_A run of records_
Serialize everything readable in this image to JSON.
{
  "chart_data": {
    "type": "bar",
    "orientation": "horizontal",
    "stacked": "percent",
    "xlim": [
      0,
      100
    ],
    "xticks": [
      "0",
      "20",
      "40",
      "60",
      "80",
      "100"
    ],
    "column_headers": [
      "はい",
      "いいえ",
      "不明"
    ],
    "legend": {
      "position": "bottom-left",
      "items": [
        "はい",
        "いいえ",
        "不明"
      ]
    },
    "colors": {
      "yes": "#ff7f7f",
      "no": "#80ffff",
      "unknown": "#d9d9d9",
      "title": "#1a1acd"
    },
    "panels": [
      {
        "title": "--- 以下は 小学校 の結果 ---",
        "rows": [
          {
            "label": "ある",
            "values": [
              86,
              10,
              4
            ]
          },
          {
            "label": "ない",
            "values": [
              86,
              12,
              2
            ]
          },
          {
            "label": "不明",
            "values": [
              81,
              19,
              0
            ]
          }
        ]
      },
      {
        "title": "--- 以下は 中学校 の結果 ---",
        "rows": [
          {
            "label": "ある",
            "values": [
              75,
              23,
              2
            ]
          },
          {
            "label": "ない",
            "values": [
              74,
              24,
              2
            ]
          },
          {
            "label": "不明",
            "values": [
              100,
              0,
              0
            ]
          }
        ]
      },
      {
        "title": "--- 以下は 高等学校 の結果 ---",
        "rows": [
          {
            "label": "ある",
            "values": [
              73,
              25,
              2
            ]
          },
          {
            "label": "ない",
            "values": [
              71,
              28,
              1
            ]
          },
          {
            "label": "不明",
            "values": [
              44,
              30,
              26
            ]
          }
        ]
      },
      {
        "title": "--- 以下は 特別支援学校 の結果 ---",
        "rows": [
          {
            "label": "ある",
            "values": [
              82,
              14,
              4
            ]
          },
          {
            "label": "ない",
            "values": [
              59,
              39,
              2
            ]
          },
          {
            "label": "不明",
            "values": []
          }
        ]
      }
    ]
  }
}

---

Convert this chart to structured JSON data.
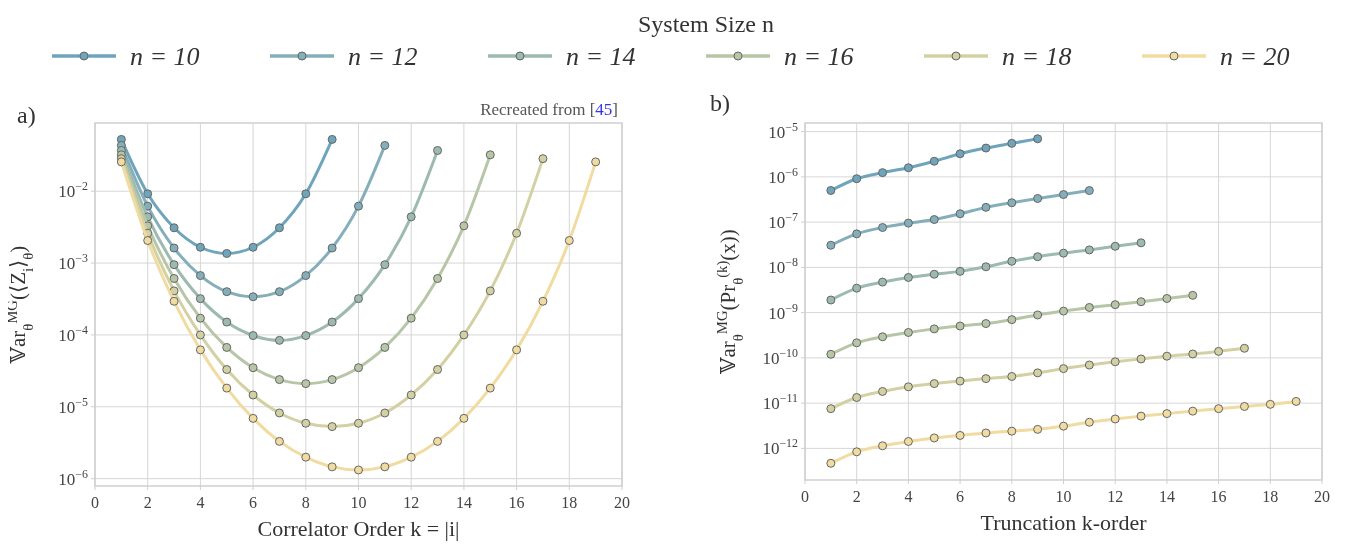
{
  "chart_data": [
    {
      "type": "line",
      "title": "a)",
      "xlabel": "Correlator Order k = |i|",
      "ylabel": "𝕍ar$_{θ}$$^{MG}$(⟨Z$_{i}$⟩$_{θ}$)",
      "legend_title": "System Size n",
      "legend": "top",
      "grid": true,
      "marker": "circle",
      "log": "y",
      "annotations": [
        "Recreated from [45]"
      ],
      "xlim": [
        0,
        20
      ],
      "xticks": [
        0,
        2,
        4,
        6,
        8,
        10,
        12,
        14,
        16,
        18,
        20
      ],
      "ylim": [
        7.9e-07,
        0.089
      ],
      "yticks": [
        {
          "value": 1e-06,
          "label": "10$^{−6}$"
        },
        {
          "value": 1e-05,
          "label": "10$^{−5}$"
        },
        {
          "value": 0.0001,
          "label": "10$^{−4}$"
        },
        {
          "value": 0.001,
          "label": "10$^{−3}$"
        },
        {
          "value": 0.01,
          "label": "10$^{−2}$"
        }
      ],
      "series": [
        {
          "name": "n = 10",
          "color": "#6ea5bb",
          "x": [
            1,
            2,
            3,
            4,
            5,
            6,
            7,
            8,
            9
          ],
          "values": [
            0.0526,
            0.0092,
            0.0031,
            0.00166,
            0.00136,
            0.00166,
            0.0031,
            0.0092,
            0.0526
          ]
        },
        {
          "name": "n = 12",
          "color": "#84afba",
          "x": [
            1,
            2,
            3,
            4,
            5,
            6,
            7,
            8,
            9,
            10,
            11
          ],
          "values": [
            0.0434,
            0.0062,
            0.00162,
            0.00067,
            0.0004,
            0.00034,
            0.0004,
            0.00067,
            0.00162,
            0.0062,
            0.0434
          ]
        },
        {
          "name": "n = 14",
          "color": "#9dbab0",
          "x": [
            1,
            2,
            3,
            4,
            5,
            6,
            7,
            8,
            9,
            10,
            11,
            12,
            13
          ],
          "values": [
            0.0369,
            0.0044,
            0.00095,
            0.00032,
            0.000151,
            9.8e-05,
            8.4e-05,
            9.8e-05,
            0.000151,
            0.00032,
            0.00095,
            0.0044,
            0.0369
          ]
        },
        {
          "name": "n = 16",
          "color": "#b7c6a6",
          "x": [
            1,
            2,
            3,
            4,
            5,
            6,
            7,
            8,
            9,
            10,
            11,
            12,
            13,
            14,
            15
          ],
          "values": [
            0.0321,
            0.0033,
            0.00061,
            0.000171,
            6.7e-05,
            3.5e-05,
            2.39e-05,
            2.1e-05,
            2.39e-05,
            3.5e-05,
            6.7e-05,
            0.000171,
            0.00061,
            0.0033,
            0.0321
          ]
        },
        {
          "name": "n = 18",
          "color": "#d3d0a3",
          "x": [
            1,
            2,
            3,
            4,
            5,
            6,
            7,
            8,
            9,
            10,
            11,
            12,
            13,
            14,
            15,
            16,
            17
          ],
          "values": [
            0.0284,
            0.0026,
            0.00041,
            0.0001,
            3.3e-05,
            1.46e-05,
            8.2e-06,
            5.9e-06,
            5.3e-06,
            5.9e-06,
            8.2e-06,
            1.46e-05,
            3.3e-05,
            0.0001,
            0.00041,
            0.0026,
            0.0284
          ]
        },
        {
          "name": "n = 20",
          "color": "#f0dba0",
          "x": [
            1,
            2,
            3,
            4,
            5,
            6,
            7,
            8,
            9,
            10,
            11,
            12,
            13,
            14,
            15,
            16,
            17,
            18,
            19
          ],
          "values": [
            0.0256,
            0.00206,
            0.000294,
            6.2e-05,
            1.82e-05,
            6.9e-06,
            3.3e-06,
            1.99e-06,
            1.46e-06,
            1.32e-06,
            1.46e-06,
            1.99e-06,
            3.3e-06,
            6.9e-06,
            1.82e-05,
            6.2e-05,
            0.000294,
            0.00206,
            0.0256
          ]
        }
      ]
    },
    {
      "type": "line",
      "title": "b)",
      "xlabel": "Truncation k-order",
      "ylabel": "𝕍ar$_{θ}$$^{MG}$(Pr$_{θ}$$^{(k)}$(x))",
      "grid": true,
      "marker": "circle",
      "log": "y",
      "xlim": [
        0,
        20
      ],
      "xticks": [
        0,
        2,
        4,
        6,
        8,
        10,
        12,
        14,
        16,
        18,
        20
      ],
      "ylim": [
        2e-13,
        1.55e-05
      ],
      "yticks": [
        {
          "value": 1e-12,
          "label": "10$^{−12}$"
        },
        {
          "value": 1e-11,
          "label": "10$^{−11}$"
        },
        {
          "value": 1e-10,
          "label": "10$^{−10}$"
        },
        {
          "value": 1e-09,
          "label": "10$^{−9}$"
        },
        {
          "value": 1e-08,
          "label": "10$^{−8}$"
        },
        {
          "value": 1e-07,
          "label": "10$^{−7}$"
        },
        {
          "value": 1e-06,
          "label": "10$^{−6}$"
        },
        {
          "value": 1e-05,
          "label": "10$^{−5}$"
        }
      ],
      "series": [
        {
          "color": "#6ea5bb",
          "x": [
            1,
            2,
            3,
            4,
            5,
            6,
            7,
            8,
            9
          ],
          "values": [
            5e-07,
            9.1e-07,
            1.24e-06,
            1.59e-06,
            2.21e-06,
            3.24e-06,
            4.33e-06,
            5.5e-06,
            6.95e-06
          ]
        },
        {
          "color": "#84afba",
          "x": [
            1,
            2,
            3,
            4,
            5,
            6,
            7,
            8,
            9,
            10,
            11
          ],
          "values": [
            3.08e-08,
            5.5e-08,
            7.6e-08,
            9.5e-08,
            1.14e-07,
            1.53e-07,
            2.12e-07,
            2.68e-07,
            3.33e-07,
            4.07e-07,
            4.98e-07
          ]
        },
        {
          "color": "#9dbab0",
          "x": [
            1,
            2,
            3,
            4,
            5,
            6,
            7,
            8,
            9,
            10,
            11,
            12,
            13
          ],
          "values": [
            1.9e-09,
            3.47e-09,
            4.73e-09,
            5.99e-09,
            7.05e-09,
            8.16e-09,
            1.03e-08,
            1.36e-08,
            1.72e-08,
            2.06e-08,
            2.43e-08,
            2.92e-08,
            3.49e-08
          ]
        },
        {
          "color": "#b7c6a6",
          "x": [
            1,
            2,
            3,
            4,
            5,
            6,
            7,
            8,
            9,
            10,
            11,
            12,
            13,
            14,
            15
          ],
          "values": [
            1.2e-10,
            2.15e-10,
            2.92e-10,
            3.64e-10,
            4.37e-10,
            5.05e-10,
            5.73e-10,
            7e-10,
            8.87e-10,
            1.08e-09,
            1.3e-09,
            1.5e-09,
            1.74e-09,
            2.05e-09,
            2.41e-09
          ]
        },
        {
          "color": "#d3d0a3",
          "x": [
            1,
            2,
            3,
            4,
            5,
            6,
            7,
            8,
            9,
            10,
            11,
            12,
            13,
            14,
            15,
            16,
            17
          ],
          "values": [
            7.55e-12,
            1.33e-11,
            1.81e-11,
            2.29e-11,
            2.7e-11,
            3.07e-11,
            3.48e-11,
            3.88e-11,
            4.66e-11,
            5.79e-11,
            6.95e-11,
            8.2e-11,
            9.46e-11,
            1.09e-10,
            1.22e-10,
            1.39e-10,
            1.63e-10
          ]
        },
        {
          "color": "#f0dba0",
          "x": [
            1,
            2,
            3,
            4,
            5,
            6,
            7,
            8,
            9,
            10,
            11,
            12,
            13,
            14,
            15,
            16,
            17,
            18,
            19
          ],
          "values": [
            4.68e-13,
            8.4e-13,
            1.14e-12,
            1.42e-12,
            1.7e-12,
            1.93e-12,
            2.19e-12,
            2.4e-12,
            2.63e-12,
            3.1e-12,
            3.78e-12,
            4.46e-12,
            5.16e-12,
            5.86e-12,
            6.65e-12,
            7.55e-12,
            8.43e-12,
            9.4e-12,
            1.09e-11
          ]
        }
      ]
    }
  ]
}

* * *

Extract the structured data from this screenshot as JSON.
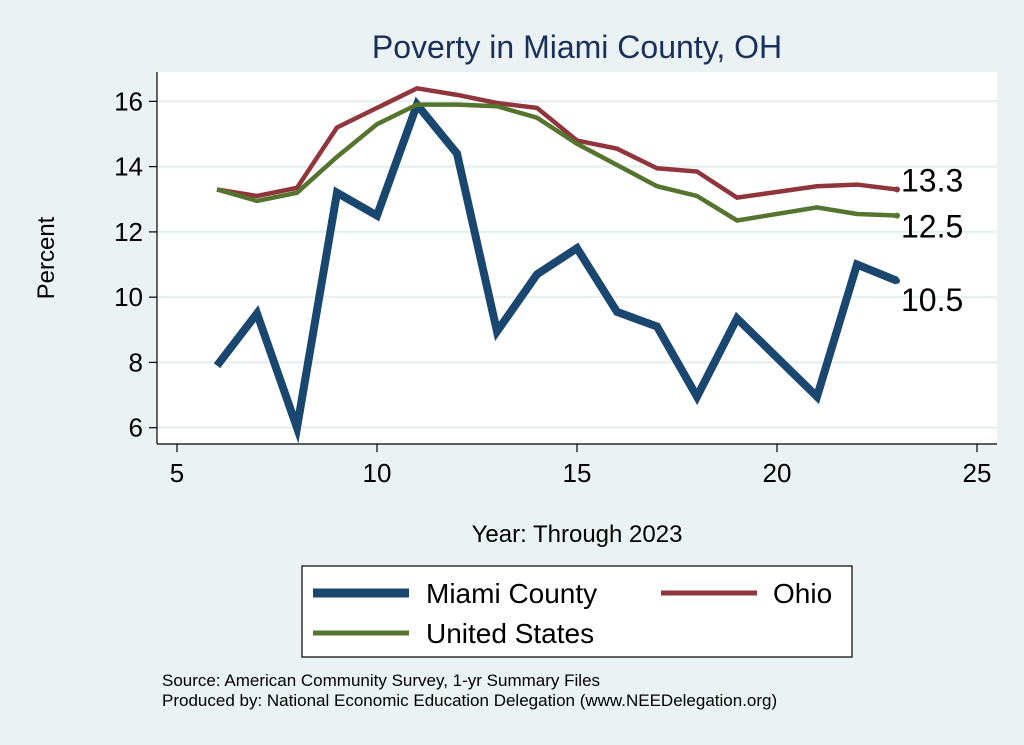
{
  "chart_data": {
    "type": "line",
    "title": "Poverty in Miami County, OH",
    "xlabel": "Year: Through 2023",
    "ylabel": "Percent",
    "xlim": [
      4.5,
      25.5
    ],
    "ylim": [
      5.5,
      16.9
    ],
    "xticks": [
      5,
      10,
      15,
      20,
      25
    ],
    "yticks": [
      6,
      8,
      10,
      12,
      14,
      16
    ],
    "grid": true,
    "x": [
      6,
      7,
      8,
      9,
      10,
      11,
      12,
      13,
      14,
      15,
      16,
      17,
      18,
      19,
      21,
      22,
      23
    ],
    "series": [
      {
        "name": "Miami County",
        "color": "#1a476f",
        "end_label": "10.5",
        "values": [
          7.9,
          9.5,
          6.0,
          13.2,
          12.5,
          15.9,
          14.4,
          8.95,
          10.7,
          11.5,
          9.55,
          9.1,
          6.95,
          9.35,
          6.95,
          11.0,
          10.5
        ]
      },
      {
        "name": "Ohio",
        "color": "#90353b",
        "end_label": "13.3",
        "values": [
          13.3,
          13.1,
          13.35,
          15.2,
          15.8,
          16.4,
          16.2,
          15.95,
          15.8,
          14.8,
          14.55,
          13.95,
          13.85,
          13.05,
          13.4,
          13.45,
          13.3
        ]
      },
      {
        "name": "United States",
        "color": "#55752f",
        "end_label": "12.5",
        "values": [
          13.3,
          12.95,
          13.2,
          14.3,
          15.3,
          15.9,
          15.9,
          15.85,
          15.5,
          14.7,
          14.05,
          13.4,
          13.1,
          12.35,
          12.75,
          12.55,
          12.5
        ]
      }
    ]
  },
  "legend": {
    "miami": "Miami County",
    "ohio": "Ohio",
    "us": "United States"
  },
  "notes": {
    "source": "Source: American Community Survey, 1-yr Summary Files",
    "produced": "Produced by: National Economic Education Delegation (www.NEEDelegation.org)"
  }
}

_TASK STATEMENT_
Pick out the lines containing the string "States".

_EXERCISE ANSWER_
        "name": "United States",
    "us": "United States"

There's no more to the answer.